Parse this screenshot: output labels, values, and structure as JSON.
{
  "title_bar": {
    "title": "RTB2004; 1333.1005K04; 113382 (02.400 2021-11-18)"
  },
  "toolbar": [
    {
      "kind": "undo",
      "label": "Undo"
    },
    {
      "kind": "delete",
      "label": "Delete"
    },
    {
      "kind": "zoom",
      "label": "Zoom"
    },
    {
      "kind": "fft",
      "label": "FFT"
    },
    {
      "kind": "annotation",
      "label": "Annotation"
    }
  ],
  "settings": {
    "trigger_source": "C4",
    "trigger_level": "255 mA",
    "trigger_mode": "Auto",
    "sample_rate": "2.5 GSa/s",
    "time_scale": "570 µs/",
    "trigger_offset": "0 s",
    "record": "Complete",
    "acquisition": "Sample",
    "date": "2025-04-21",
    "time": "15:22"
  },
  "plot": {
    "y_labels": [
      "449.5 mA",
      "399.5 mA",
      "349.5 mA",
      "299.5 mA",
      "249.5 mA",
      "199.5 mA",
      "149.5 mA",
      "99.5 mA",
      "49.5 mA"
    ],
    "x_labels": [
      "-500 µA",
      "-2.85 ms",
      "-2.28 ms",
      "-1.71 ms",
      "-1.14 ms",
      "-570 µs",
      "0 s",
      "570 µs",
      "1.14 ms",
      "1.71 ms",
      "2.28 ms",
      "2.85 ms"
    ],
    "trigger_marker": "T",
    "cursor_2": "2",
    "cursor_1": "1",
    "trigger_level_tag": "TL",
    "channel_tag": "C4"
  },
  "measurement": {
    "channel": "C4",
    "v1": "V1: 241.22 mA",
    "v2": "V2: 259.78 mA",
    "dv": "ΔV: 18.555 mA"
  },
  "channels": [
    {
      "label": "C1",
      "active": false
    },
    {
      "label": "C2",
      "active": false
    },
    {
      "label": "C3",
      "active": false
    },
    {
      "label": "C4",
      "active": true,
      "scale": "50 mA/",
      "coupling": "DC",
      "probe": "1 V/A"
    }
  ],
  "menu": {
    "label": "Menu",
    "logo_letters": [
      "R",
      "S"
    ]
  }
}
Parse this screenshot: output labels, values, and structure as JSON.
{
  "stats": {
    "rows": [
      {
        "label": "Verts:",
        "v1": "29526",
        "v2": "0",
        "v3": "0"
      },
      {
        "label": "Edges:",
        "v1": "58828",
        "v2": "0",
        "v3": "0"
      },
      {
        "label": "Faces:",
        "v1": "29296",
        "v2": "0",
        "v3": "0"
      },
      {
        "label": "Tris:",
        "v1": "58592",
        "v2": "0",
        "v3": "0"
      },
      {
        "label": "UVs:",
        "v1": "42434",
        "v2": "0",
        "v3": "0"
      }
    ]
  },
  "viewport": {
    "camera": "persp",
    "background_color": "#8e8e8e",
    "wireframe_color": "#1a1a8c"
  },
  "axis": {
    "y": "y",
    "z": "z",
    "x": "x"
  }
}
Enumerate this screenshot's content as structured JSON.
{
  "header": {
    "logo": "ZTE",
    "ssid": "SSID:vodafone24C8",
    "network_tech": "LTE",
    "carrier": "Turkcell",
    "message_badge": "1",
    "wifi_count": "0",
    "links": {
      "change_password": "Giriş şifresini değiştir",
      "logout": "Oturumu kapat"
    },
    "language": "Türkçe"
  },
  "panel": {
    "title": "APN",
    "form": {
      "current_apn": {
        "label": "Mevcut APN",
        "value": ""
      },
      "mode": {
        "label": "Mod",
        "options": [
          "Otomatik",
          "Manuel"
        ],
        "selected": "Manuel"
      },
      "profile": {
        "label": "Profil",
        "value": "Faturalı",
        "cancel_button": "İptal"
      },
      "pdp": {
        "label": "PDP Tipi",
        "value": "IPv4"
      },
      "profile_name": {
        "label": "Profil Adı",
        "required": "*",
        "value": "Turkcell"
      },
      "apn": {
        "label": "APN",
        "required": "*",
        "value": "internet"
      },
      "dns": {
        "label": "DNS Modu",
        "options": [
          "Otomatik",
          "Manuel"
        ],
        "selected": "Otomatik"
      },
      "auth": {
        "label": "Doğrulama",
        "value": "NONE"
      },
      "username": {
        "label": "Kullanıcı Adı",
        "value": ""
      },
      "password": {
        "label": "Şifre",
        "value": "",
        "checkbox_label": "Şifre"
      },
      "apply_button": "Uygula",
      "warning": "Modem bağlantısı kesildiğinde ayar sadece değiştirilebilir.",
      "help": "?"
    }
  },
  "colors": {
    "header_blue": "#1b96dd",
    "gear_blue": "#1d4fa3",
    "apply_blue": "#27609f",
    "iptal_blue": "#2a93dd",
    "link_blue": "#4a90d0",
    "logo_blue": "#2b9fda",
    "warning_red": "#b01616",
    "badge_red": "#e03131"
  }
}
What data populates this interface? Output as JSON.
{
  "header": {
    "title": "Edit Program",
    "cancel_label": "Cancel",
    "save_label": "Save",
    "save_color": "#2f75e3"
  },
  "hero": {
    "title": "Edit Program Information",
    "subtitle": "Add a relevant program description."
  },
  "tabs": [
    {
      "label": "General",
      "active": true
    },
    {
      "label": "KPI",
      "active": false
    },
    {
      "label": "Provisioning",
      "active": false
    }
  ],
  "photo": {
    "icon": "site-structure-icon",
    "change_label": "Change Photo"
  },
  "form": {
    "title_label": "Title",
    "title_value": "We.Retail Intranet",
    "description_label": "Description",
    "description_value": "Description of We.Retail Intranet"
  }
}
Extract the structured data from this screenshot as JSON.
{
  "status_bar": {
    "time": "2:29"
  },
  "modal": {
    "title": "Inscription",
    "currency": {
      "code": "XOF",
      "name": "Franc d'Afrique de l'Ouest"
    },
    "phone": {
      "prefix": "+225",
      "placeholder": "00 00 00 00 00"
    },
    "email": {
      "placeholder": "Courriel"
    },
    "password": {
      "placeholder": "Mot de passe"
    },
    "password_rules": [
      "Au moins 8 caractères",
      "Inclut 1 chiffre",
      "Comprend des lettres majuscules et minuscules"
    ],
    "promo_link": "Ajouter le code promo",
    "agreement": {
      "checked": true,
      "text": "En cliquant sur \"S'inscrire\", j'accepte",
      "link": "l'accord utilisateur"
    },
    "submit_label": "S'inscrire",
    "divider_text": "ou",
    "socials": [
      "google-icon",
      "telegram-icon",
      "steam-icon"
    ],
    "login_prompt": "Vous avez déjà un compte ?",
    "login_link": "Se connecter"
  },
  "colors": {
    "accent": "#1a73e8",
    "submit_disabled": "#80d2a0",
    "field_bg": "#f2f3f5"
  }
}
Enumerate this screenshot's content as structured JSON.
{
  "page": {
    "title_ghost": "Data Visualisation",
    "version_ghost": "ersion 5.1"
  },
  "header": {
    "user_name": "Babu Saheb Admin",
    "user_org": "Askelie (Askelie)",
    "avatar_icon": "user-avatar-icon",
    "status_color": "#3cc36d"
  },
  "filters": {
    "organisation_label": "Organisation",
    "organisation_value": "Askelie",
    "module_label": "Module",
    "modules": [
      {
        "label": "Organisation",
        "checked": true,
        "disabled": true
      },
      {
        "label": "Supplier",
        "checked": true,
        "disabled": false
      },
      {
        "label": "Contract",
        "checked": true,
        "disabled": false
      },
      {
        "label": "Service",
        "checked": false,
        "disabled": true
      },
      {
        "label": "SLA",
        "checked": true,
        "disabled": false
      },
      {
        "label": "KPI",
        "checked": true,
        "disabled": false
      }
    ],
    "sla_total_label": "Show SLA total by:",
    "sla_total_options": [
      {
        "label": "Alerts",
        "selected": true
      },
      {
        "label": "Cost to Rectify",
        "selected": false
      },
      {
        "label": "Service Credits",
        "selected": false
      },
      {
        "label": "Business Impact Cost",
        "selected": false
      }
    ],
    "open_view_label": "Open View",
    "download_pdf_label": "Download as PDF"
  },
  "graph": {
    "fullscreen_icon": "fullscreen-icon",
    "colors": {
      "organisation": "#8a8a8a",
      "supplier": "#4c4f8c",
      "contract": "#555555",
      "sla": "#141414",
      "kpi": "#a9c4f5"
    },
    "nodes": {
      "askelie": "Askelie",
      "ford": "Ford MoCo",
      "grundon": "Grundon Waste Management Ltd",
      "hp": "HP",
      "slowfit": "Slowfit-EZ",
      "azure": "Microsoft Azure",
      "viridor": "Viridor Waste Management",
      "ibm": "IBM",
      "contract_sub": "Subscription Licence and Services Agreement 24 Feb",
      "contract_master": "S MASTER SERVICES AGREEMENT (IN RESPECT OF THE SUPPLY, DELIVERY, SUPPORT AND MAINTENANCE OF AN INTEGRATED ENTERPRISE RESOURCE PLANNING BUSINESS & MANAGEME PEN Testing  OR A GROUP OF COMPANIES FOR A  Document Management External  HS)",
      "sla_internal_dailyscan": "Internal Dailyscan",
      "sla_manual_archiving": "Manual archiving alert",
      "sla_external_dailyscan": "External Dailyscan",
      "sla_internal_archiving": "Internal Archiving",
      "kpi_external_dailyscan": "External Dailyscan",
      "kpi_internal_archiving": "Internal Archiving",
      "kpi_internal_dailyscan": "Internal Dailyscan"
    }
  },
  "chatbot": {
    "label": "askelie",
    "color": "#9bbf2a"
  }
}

------------

Set out every line from the material that contains the string "placeholder".

→ **Result for this exercise**:
      "placeholder": "00 00 00 00 00"
      "placeholder": "Courriel"
      "placeholder": "Mot de passe"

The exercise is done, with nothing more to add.